• What is expected: Look through the data below and return each line where "Buratta" appears.

— Start —

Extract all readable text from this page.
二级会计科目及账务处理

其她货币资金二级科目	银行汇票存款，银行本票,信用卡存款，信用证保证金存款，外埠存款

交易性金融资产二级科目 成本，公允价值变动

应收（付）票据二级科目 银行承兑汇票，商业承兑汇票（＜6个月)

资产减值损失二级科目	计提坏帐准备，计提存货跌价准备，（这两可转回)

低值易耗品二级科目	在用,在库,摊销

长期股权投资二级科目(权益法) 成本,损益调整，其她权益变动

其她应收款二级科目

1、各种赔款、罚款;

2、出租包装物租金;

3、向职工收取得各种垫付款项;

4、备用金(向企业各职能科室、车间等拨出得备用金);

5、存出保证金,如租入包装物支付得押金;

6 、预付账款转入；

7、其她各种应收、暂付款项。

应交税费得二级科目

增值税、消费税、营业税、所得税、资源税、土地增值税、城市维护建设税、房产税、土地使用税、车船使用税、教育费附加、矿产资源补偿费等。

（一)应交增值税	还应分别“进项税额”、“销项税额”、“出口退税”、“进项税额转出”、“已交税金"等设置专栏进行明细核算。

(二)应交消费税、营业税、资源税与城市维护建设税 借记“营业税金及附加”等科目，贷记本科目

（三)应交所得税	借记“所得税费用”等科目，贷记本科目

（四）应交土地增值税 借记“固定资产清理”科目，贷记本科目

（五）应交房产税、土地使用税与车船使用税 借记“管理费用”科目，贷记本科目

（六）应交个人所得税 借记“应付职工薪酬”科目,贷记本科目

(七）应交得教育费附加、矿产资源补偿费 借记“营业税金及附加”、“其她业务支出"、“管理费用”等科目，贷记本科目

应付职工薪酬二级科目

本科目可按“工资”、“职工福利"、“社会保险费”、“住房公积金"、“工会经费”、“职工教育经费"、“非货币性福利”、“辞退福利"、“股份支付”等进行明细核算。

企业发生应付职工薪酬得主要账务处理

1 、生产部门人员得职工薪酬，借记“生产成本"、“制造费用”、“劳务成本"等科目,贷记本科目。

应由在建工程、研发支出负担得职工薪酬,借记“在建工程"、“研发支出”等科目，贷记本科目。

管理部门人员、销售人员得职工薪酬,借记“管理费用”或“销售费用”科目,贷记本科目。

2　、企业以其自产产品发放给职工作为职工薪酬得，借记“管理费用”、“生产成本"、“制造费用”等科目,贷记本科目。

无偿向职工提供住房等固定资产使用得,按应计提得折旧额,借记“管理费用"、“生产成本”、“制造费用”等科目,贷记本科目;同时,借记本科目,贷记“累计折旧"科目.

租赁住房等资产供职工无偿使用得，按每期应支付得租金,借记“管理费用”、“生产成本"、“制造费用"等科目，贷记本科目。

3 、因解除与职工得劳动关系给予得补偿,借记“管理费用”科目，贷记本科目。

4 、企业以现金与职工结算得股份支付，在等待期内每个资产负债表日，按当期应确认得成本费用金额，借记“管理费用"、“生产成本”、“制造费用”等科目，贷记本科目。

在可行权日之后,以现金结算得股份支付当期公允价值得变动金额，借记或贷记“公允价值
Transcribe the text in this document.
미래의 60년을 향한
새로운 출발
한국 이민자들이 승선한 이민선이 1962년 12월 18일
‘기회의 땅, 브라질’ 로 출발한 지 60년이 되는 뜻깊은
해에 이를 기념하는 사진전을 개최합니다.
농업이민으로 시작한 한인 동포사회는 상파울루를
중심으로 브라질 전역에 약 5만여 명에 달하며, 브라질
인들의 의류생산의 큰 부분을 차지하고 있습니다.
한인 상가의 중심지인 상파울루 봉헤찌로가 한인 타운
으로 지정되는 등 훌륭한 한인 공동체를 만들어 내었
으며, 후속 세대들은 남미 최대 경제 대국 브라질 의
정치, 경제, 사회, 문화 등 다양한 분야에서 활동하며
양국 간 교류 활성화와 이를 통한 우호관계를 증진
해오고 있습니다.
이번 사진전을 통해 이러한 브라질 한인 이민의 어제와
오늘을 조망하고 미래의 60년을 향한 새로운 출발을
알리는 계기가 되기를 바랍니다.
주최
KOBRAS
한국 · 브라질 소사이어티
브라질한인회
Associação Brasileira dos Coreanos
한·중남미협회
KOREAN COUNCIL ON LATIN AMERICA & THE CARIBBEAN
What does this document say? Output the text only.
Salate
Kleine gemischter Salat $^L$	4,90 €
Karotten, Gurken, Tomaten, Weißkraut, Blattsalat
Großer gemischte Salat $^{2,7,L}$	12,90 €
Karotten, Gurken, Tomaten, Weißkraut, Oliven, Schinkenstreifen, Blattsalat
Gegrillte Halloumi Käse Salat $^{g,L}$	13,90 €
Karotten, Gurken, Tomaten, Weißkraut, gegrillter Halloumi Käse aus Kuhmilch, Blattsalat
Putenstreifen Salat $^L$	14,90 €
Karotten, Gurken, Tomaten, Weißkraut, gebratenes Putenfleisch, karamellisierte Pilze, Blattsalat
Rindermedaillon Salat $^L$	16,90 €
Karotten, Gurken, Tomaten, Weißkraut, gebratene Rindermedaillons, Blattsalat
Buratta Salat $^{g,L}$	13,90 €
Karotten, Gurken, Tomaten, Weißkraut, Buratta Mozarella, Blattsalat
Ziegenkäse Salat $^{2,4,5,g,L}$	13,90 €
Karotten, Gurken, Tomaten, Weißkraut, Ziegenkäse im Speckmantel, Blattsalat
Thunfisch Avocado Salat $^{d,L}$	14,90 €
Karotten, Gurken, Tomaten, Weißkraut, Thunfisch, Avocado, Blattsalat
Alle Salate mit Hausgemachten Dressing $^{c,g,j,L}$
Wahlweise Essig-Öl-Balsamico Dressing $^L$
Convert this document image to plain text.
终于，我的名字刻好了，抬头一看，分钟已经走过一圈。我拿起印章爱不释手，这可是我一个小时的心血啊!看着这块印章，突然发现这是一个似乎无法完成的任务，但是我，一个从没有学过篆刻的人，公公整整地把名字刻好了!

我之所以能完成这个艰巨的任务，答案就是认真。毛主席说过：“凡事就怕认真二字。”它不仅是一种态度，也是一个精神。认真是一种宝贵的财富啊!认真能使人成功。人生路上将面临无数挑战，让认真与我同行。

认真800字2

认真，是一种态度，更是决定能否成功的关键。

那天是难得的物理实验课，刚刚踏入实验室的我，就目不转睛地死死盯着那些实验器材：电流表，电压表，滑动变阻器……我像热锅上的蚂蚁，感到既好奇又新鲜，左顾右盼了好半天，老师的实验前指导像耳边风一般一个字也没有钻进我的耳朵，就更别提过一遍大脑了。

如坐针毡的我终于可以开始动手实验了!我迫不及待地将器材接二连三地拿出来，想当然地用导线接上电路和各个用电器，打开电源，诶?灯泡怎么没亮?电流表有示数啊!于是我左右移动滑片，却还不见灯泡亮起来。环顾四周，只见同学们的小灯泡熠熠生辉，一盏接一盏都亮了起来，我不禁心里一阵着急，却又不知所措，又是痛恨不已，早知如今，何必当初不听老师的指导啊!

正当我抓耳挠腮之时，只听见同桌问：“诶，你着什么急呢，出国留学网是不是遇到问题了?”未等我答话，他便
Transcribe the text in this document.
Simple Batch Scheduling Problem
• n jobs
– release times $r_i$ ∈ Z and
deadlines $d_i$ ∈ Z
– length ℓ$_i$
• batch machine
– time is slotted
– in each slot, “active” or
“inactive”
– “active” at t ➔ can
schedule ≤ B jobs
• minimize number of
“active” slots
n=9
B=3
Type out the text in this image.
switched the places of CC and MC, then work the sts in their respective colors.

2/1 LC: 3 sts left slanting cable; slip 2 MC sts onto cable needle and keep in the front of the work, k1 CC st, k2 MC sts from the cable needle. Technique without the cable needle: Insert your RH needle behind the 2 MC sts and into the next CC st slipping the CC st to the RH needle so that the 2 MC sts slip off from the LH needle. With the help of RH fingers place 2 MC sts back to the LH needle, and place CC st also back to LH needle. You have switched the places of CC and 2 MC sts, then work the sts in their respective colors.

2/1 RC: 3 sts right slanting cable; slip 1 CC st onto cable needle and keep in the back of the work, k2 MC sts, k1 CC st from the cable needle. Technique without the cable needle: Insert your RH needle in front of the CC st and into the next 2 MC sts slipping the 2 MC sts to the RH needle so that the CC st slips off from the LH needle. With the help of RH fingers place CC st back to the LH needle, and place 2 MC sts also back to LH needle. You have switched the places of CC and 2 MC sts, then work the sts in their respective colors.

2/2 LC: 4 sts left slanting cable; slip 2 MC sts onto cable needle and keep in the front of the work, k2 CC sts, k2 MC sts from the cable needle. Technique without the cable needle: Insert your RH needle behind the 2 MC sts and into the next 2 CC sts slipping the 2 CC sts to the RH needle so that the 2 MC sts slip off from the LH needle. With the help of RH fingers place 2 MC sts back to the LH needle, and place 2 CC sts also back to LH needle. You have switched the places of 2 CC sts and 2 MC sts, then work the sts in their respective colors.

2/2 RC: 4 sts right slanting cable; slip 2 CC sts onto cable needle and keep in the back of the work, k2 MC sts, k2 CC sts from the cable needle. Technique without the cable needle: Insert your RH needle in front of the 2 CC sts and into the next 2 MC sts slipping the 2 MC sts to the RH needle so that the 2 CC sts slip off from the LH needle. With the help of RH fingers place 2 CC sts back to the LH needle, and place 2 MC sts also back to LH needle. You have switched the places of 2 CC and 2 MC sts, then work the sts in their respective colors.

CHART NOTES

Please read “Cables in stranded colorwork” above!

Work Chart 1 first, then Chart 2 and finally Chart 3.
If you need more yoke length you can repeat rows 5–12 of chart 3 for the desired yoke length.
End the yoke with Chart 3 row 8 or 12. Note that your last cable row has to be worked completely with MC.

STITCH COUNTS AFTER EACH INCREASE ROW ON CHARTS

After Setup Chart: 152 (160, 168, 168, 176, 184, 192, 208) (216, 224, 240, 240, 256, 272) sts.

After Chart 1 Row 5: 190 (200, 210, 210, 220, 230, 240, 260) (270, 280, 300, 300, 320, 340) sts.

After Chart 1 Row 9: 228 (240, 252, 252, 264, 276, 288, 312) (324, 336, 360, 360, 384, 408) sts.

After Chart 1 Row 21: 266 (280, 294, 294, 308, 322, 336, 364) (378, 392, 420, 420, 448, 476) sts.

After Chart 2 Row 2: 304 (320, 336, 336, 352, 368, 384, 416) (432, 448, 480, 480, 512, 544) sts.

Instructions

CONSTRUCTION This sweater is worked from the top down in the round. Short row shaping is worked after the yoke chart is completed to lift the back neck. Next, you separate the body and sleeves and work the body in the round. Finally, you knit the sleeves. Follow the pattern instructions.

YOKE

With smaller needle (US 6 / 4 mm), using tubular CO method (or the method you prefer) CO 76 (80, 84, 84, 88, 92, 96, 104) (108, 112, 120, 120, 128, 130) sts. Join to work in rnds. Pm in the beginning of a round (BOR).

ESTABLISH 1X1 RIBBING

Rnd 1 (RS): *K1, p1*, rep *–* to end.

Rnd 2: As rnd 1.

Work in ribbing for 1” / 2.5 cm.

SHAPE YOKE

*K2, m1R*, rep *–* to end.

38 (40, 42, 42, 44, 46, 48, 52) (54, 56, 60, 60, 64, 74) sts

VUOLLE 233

— End —

• Complete output:
Buratta Salat $^{g,L}$	13,90 €
Karotten, Gurken, Tomaten, Weißkraut, Buratta Mozarella, Blattsalat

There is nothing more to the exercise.